TASK BRIEF
Copy out, from the entries below, each line holding the string "需具备高级中学及以上学段的教师资格证".

MATERIAL FOR THIS EXERCISE
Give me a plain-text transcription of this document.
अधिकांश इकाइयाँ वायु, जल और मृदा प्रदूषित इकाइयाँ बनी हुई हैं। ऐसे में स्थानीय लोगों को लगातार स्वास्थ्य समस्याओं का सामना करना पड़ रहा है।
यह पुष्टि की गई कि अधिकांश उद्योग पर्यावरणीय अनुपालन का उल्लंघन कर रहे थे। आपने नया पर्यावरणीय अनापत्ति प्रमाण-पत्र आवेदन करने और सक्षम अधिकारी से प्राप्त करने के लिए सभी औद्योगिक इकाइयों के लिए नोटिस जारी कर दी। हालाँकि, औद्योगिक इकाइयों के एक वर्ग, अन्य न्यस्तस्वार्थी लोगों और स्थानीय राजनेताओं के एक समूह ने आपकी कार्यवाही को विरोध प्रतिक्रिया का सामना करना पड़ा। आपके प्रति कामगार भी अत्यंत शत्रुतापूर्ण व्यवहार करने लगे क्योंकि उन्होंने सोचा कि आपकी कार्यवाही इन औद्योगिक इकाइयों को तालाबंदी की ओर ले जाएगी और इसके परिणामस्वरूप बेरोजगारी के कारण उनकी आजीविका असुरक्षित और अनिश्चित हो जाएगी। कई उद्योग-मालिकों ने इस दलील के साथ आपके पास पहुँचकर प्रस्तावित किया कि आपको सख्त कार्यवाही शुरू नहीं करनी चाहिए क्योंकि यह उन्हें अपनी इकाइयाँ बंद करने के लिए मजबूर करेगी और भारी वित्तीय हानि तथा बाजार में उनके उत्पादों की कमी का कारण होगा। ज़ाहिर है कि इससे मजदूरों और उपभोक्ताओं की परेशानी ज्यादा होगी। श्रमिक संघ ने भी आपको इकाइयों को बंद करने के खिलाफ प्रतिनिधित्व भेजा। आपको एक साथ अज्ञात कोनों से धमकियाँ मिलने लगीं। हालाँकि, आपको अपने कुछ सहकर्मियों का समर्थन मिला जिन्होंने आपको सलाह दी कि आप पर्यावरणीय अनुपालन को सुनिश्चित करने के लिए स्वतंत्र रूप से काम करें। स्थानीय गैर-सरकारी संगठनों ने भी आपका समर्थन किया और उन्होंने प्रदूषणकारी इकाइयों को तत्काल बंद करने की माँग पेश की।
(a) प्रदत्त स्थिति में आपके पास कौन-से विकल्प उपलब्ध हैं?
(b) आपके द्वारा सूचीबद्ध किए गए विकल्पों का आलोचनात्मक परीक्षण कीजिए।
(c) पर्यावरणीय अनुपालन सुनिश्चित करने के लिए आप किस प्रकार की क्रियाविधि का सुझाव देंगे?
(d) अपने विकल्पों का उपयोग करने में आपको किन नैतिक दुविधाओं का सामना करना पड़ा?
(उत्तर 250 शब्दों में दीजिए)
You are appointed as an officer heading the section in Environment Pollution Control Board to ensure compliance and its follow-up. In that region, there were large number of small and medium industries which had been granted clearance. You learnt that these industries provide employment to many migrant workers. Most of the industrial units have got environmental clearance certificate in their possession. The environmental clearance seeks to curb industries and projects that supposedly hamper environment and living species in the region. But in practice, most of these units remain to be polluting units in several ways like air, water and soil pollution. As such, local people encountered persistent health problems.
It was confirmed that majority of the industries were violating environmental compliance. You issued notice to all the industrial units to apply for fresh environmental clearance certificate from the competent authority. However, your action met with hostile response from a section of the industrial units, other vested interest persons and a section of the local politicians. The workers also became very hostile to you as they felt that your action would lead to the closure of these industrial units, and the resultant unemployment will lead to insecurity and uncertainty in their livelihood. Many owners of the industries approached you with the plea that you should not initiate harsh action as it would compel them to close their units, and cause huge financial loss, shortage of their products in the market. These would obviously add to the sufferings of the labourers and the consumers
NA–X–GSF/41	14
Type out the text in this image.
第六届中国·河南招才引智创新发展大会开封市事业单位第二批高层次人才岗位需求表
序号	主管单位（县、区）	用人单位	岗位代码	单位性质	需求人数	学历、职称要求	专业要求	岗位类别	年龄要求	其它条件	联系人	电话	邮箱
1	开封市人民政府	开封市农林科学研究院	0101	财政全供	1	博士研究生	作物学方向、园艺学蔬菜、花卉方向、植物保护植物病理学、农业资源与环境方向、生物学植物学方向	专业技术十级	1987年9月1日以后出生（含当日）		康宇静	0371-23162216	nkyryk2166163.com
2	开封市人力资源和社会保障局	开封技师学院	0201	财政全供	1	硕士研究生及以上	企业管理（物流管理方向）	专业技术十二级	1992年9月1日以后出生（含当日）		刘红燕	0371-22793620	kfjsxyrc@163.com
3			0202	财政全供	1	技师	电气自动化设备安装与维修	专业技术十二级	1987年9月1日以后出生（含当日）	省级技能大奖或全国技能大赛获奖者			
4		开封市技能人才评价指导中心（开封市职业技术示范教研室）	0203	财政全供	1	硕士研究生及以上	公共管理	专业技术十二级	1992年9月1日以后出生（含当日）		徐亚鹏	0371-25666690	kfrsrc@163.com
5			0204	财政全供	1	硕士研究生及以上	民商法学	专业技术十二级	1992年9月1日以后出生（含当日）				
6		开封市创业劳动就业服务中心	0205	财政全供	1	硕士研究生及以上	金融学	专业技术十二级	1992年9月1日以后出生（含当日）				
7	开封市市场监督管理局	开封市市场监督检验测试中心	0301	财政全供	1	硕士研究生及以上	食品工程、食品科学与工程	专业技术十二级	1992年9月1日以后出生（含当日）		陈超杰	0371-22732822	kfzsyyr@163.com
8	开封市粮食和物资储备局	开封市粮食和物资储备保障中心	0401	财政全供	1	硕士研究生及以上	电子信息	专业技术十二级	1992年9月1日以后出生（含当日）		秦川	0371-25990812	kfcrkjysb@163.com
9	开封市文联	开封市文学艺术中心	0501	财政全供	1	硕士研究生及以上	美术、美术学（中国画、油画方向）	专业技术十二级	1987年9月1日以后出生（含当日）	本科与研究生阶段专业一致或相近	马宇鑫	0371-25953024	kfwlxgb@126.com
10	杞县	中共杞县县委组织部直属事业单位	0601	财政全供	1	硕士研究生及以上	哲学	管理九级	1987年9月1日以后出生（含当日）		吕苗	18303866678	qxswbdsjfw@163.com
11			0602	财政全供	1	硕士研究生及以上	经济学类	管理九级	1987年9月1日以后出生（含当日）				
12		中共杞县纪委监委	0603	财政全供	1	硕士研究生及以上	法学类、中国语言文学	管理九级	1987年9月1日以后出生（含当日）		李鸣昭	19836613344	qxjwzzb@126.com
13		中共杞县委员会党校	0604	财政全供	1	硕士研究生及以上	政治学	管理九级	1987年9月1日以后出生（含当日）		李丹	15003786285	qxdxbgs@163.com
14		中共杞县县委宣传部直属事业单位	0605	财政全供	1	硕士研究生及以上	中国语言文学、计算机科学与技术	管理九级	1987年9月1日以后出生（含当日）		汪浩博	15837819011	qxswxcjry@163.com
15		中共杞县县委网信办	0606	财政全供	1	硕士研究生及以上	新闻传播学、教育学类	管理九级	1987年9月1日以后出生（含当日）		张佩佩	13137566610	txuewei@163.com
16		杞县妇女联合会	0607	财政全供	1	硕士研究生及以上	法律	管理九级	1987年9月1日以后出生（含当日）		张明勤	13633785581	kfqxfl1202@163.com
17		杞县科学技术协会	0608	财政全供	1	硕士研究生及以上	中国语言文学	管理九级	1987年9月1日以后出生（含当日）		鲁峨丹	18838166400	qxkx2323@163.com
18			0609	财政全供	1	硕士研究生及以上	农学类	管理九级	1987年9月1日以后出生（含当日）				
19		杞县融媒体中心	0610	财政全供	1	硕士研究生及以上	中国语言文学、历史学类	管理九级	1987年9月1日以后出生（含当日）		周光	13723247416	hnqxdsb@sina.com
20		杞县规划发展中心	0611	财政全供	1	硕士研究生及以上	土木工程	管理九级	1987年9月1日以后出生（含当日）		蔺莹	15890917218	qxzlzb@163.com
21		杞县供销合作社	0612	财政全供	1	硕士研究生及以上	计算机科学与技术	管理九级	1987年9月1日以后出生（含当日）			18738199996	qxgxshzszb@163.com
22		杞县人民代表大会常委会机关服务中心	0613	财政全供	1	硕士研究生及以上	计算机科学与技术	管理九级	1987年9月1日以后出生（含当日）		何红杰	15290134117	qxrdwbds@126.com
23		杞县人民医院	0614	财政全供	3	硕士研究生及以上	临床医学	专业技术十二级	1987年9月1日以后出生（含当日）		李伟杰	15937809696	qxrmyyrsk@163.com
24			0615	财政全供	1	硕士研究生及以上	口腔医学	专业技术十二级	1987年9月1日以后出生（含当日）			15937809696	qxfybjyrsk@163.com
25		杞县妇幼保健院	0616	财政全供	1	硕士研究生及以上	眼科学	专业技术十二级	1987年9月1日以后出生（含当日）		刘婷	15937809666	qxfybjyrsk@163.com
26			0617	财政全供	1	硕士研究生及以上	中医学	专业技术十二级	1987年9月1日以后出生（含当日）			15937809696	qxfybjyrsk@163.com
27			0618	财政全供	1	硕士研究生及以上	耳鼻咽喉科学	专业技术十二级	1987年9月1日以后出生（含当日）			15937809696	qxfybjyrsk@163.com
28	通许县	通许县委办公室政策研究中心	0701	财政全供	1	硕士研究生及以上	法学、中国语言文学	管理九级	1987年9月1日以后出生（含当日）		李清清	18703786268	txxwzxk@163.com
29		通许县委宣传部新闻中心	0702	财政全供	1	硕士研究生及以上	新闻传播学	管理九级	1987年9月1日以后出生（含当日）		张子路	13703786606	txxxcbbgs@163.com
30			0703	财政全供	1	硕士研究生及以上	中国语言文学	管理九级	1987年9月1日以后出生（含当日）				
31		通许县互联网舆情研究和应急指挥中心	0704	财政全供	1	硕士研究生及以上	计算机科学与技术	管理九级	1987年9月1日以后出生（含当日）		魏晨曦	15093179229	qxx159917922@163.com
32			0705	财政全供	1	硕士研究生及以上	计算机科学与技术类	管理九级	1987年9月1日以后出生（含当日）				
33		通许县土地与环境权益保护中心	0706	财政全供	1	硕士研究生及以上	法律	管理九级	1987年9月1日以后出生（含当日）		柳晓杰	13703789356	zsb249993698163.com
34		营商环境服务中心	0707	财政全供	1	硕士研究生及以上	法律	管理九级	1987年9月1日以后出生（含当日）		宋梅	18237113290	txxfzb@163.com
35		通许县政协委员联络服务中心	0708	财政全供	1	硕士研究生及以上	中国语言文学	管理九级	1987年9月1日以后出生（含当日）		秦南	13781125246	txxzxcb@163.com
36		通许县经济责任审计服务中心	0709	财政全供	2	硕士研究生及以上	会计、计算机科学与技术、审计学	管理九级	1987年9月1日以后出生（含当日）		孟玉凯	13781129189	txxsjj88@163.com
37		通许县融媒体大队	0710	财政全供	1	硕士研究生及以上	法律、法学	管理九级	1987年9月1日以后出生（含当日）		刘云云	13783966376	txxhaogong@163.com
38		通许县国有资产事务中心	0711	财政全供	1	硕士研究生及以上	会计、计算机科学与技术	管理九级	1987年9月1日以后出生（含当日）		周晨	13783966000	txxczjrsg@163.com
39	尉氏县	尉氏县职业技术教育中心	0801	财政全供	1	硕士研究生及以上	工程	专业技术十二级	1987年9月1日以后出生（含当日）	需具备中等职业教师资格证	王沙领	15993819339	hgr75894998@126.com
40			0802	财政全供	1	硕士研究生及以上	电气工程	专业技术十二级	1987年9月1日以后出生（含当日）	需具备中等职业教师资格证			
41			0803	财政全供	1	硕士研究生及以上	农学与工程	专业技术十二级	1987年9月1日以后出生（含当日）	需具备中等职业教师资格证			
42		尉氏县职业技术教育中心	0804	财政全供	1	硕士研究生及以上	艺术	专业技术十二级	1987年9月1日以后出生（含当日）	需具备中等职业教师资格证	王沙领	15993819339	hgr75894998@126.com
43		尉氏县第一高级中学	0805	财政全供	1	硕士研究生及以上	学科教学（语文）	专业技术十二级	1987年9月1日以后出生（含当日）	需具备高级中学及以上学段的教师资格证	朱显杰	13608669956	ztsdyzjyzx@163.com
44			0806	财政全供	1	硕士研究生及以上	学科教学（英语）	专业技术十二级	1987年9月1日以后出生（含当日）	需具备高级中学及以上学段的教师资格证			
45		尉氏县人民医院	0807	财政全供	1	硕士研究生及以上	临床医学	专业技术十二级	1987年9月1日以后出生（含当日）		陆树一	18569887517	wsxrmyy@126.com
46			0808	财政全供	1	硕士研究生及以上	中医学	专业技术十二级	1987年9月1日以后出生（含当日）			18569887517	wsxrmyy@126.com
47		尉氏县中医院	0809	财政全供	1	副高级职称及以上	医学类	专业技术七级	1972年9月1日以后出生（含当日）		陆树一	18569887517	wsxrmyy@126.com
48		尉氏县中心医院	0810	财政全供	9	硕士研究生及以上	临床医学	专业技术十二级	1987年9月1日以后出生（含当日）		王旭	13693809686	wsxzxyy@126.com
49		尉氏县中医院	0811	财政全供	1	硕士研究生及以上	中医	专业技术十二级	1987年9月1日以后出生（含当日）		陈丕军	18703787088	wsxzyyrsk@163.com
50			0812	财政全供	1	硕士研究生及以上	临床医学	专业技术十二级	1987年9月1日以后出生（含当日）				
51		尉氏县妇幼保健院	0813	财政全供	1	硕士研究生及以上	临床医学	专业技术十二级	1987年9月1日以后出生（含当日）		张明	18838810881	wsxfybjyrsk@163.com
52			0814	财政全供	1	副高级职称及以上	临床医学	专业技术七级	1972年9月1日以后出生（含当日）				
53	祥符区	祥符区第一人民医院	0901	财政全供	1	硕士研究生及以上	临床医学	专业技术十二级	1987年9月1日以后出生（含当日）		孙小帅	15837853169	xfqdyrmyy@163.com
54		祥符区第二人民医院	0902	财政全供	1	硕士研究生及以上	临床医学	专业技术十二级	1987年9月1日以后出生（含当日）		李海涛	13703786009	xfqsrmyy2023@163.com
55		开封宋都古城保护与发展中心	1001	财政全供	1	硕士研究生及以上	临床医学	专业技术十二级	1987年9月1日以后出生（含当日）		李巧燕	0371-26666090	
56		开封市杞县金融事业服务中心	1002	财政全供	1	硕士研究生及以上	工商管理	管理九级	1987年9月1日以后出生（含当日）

FULL SOLUTION
43		尉氏县第一高级中学	0805	财政全供	1	硕士研究生及以上	学科教学（语文）	专业技术十二级	1987年9月1日以后出生（含当日）	需具备高级中学及以上学段的教师资格证	朱显杰	13608669956	ztsdyzjyzx@163.com
44			0806	财政全供	1	硕士研究生及以上	学科教学（英语）	专业技术十二级	1987年9月1日以后出生（含当日）	需具备高级中学及以上学段的教师资格证			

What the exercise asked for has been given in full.